The exercise:
Beginning with the line containing "Read the values" and ending with the last line, repeat the records exactly.
+-------+
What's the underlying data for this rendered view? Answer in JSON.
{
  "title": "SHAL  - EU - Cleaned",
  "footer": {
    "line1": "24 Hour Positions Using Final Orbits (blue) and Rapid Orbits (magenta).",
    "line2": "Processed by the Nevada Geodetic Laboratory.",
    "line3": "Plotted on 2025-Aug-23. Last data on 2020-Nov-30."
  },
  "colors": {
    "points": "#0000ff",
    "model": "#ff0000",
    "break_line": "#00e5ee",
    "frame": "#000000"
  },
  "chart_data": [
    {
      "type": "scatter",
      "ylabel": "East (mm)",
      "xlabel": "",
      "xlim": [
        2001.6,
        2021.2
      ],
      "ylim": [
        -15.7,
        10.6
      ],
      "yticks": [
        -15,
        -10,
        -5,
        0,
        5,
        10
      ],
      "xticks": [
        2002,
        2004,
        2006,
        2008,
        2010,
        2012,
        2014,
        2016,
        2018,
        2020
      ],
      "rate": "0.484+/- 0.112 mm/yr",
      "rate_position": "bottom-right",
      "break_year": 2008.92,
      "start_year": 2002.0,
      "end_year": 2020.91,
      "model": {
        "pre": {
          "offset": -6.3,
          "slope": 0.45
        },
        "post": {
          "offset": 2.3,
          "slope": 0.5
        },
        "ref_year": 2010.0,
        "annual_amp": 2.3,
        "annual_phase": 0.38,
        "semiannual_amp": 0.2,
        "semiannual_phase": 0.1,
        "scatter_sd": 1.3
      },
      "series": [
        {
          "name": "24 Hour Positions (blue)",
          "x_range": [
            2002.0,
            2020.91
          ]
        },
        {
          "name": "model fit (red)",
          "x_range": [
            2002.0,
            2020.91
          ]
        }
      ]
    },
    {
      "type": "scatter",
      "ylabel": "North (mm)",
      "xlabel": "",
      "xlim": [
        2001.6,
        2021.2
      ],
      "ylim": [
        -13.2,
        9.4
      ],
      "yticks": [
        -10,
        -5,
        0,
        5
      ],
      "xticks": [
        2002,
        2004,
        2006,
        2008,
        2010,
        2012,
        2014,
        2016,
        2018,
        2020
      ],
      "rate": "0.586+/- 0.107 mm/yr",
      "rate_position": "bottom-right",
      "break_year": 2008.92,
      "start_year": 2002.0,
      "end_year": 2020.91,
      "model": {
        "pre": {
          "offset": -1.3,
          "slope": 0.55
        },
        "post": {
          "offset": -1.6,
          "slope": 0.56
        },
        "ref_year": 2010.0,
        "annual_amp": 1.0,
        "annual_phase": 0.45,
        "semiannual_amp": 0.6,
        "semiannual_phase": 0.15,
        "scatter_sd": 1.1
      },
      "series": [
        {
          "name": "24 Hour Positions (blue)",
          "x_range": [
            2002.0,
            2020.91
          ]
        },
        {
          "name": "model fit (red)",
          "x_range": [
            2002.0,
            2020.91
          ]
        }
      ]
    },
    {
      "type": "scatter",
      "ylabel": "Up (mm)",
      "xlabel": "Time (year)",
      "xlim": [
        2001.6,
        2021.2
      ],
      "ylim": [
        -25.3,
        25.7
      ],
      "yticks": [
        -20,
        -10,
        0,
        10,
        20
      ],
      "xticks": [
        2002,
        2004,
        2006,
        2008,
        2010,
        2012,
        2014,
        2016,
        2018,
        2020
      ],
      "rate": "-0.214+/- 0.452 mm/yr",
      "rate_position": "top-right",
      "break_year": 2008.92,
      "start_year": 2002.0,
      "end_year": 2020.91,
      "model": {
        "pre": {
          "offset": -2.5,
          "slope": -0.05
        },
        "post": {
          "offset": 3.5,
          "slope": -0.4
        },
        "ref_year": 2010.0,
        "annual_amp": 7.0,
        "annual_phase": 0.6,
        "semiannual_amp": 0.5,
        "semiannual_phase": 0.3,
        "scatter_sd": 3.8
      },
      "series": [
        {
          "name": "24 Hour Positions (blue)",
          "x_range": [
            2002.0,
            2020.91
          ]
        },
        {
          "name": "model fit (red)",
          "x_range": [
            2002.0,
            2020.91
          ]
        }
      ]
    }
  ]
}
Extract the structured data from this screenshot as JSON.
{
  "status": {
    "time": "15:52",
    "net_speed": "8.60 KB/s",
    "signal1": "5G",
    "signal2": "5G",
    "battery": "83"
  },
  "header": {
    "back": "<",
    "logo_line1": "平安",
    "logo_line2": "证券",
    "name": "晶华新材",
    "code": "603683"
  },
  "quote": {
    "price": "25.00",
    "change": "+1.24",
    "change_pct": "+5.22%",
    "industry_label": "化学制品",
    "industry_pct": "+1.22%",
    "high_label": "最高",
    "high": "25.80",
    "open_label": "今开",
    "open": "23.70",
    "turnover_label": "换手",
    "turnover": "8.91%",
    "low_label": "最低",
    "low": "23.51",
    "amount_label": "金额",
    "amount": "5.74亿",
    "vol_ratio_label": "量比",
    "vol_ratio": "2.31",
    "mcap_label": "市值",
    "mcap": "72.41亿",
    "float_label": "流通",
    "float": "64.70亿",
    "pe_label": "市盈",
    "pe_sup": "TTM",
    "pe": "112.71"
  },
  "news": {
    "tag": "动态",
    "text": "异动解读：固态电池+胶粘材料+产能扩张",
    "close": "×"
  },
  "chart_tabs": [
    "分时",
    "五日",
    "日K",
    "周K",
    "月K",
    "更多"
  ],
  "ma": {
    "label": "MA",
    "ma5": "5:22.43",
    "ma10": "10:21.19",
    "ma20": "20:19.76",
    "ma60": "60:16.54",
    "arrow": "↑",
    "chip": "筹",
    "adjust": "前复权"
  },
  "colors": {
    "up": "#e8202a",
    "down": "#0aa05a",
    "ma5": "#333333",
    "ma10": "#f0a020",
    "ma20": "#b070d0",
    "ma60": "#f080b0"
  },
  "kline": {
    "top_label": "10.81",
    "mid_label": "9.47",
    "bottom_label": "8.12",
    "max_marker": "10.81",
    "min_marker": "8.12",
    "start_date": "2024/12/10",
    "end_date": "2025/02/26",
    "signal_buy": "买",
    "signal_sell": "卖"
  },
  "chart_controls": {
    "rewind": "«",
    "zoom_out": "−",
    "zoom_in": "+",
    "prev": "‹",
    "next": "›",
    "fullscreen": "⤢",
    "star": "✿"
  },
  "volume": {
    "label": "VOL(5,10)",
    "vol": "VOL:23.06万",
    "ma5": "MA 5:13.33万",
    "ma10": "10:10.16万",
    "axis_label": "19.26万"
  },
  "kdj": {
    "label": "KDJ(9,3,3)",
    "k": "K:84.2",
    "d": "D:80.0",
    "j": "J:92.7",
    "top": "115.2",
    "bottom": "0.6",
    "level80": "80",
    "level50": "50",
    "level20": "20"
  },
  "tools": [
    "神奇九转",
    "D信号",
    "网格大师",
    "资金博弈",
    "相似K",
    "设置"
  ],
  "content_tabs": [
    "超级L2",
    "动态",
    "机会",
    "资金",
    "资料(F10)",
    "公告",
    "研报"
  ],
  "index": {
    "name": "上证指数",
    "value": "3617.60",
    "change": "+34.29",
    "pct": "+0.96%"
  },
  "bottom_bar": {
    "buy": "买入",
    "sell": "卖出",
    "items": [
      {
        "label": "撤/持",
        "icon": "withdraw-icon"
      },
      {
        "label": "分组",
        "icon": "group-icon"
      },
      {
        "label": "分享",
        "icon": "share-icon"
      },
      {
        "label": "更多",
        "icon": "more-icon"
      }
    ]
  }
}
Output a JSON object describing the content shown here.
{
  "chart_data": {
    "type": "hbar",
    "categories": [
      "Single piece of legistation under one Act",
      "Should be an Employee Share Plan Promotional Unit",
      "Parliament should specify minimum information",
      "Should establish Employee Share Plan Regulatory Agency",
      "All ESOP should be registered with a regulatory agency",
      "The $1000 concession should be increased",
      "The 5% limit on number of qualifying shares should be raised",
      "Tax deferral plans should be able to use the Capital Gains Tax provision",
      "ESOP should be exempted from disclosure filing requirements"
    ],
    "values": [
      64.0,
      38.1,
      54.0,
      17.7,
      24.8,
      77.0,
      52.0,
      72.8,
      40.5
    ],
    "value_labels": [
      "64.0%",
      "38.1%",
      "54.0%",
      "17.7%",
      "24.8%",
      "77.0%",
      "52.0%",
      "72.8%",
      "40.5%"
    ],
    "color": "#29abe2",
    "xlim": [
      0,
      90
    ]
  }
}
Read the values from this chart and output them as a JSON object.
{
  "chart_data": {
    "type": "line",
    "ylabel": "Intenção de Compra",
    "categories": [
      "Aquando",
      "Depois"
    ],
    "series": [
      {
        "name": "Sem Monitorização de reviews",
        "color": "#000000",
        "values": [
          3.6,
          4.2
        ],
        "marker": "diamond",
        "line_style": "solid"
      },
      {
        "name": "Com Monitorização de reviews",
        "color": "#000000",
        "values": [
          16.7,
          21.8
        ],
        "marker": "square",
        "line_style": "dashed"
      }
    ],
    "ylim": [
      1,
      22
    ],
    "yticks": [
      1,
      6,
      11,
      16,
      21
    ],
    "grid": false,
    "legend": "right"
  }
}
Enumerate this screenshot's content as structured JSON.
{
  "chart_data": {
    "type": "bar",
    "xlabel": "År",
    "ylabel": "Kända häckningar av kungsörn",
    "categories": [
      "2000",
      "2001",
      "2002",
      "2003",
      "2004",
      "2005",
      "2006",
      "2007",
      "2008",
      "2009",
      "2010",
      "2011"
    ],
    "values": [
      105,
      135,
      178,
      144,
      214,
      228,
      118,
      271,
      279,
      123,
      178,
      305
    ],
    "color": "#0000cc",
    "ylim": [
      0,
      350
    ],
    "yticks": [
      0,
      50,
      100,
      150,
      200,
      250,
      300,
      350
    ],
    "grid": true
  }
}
+-------+
In response:
Read the values from this chart and output them as a JSON object.
{
  "chart_data": {
    "type": "line",
    "ylabel": "Intenção de Compra",
    "categories": [
      "Aquando",
      "Depois"
    ],
    "series": [
      {
        "name": "Sem Monitorização de reviews",
        "color": "#000000",
        "values": [
          3.6,
          4.2
        ],
        "marker": "diamond",
        "line_style": "solid"
      },
      {
        "name": "Com Monitorização de reviews",
        "color": "#000000",
        "values": [
          16.7,
          21.8
        ],
        "marker": "square",
        "line_style": "dashed"
      }
    ],
    "ylim": [
      1,
      22
    ],
    "yticks": [
      1,
      6,
      11,
      16,
      21
    ],
    "grid": false,
    "legend": "right"
  }
}
Enumerate this screenshot's content as structured JSON.
{
  "chart_data": {
    "type": "bar",
    "xlabel": "År",
    "ylabel": "Kända häckningar av kungsörn",
    "categories": [
      "2000",
      "2001",
      "2002",
      "2003",
      "2004",
      "2005",
      "2006",
      "2007",
      "2008",
      "2009",
      "2010",
      "2011"
    ],
    "values": [
      105,
      135,
      178,
      144,
      214,
      228,
      118,
      271,
      279,
      123,
      178,
      305
    ],
    "color": "#0000cc",
    "ylim": [
      0,
      350
    ],
    "yticks": [
      0,
      50,
      100,
      150,
      200,
      250,
      300,
      350
    ],
    "grid": true
  }
}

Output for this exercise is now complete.